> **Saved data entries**
++++

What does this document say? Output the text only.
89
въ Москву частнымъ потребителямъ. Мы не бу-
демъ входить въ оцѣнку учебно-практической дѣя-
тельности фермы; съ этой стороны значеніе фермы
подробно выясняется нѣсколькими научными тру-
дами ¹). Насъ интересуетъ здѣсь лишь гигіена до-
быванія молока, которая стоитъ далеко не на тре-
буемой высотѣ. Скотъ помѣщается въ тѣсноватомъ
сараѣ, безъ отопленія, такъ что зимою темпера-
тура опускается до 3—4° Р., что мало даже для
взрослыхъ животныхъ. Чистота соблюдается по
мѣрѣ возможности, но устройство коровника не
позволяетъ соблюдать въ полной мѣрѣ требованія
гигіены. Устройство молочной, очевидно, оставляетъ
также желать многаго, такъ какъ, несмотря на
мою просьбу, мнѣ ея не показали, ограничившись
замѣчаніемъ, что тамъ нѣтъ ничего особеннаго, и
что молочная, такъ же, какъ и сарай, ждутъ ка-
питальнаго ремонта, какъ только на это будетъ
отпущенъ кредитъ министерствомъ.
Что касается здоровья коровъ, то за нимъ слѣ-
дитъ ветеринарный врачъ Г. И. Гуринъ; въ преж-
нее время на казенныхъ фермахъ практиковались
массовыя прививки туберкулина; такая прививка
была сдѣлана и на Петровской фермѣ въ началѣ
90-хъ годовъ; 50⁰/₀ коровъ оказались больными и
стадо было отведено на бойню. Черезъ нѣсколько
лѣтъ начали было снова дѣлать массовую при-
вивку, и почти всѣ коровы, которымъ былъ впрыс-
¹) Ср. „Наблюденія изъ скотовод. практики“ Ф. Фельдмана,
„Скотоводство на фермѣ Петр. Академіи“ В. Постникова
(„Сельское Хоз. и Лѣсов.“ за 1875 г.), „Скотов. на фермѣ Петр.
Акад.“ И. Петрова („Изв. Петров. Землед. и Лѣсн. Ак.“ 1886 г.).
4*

++++

Go over the data above and copy every line that has the word "мѣрѣ" in it.

мѣрѣ возможности, но устройство коровника не
позволяетъ соблюдать въ полной мѣрѣ требованія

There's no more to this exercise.